◆ Work to do ◆
All lines holding the string "وفقا" are to be shown.
★ ★ ★ ★ ★ ★ ★
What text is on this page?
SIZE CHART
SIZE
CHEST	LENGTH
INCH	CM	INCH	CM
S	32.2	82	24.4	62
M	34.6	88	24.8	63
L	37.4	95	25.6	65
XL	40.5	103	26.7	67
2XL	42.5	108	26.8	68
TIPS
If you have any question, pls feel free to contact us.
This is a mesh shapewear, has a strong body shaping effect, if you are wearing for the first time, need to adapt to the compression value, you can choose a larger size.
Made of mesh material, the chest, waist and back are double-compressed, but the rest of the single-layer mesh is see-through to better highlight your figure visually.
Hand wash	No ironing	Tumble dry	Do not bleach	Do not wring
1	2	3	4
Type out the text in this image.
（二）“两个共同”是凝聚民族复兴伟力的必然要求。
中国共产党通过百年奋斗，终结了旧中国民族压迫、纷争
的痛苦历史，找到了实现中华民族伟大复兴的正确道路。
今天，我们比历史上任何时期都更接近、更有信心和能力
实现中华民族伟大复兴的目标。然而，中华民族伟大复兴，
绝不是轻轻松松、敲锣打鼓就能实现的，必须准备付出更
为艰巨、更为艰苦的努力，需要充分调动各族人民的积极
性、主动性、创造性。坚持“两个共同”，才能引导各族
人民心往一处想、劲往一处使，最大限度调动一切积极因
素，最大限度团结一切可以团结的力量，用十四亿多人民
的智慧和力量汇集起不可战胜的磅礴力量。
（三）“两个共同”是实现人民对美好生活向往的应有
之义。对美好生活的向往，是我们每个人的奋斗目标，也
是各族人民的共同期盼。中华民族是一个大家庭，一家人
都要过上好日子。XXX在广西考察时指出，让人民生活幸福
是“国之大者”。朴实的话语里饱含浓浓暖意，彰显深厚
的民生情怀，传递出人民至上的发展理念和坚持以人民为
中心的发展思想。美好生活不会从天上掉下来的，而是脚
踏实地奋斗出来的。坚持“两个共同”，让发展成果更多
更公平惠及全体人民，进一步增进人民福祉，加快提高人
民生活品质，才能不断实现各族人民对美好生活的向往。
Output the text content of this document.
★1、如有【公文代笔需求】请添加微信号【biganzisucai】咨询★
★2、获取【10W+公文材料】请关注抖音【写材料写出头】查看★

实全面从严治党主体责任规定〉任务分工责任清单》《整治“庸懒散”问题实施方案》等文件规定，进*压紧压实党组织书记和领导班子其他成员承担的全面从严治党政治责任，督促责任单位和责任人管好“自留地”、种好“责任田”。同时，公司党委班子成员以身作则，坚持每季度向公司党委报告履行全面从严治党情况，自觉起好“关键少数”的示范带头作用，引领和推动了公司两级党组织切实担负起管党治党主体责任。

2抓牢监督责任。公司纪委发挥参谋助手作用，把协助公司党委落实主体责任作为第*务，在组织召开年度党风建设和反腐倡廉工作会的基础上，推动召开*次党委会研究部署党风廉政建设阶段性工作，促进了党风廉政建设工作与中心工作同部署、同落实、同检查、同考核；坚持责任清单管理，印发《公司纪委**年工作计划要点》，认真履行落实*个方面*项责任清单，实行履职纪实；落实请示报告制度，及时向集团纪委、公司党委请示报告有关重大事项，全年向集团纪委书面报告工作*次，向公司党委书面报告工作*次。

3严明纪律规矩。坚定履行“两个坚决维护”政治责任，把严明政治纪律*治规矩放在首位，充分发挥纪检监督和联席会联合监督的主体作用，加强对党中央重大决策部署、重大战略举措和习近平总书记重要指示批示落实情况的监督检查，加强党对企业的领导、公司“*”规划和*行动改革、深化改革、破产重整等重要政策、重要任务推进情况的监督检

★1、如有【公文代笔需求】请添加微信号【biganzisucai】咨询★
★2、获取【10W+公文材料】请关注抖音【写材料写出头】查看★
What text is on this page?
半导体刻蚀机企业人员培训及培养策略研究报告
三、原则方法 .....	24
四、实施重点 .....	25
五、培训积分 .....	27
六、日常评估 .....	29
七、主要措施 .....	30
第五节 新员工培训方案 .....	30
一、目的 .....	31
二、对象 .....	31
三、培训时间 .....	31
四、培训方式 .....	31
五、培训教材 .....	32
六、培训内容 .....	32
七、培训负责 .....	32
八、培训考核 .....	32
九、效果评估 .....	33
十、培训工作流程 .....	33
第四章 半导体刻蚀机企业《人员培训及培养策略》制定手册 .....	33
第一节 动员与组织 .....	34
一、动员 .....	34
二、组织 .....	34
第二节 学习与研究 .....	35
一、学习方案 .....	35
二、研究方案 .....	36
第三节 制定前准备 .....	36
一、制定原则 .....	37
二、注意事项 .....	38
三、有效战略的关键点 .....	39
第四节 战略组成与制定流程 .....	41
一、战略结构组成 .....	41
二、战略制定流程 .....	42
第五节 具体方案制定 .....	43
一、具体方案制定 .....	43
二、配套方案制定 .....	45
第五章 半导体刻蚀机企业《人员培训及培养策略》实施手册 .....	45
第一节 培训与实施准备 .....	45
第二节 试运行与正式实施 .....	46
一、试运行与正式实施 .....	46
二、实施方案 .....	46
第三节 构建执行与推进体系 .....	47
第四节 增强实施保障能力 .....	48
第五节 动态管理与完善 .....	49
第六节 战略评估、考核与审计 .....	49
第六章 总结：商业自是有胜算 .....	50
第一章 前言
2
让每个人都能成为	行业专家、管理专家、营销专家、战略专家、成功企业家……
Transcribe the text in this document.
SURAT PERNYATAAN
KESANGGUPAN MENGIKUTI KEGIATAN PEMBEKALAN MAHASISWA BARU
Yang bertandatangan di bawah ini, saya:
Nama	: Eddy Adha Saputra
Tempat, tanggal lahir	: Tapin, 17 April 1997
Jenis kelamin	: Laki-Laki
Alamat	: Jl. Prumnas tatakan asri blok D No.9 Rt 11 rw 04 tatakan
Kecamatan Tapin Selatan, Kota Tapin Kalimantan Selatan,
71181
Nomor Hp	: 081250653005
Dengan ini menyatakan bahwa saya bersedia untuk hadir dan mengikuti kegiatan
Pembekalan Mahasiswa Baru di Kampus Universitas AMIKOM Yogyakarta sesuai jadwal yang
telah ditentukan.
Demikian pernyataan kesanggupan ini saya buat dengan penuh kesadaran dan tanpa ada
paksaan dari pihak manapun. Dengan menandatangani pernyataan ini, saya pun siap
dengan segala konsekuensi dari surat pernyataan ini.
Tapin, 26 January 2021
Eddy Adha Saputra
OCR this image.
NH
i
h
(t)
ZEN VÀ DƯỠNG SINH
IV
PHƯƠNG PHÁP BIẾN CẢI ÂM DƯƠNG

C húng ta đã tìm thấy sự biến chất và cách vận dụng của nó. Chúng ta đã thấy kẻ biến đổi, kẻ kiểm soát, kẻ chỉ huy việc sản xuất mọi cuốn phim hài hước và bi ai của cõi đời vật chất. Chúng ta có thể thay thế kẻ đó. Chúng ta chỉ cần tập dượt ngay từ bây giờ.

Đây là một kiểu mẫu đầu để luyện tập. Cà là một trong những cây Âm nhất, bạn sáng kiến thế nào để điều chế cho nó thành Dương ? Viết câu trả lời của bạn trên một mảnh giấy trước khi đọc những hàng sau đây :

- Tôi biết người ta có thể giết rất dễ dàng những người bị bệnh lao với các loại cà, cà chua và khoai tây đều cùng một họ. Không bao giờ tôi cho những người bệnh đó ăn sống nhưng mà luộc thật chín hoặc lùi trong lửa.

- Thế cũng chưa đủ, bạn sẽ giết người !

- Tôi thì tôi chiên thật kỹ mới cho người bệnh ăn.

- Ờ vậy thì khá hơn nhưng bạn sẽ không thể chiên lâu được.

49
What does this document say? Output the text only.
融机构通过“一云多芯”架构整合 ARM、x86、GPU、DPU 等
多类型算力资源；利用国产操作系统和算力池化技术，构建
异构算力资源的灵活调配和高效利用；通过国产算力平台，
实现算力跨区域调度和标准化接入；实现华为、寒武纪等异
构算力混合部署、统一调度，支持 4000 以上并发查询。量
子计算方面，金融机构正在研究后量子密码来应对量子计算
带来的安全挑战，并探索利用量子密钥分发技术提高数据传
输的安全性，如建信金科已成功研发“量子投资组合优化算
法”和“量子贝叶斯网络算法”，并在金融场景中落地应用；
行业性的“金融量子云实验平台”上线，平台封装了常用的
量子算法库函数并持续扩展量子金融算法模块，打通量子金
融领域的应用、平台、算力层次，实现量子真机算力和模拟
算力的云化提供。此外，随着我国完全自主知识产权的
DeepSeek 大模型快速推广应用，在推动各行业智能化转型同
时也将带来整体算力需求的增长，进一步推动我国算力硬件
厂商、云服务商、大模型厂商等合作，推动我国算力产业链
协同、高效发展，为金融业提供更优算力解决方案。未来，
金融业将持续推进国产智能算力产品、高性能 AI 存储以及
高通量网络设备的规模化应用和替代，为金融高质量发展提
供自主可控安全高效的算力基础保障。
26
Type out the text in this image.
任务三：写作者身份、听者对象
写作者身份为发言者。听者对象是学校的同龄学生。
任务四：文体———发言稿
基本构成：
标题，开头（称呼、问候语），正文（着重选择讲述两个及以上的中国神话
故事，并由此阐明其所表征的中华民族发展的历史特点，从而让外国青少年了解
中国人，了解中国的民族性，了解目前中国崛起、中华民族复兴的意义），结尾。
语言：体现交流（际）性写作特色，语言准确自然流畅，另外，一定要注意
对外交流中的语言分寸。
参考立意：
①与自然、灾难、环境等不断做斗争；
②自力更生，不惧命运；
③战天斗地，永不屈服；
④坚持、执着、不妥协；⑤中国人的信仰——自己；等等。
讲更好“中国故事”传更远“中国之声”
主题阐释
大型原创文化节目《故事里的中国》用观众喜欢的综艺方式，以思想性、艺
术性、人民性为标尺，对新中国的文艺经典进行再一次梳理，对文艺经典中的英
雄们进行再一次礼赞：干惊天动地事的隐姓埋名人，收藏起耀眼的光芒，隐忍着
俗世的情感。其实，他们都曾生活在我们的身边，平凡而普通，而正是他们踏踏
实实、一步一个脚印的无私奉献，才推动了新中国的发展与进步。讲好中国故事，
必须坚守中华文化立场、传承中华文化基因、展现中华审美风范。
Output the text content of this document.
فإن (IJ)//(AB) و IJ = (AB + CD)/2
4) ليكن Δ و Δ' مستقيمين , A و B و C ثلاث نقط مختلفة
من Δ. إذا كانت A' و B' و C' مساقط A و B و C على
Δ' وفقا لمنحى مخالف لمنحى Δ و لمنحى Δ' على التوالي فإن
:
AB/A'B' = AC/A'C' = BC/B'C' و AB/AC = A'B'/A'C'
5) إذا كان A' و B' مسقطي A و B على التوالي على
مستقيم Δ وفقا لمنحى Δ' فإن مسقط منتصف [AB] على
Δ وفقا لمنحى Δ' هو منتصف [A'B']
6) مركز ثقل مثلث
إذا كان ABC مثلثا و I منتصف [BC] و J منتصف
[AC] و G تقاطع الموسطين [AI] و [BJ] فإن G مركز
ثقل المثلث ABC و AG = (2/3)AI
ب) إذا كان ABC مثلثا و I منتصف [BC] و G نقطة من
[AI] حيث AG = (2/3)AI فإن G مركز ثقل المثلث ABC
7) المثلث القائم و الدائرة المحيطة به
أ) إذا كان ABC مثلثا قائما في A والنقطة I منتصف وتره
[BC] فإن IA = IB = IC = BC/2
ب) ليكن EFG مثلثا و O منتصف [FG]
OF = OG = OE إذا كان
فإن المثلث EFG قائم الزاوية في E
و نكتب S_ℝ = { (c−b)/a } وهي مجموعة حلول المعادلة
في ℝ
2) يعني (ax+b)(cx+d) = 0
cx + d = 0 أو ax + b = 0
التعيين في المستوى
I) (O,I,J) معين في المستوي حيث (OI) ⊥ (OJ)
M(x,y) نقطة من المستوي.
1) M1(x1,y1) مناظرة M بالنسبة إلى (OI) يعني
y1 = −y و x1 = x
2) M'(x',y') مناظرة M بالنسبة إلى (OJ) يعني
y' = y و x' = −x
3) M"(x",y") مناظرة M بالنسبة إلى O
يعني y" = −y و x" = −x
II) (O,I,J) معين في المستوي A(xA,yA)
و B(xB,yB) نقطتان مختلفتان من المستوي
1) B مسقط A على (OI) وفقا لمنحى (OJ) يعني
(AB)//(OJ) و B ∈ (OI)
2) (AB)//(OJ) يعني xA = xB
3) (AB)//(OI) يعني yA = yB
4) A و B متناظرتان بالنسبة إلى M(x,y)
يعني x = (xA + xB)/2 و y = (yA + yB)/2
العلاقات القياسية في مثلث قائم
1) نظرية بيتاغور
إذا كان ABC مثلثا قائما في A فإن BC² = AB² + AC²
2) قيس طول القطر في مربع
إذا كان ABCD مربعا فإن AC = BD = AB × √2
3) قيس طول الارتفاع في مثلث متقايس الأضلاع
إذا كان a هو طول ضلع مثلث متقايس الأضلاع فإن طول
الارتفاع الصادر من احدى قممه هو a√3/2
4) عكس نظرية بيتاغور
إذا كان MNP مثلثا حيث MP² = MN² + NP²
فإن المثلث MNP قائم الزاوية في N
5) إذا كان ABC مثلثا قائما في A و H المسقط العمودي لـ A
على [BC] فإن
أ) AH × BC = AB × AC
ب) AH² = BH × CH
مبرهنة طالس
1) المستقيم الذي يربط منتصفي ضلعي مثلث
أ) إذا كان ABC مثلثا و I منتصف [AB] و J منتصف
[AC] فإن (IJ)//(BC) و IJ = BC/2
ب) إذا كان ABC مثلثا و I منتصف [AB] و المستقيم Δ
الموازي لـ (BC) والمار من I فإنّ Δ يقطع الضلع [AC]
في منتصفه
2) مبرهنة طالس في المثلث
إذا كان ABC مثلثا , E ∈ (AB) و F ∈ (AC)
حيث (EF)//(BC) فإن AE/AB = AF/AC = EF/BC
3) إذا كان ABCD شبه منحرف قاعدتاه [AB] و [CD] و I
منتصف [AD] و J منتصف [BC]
★ ★ ★ ★ ★ ★ ★
◆ The output ◆
Δ' وفقا لمنحى مخالف لمنحى Δ و لمنحى Δ' على التوالي فإن
مستقيم Δ وفقا لمنحى Δ' فإن مسقط منتصف [AB] على
Δ وفقا لمنحى Δ' هو منتصف [A'B']
1) B مسقط A على (OI) وفقا لمنحى (OJ) يعني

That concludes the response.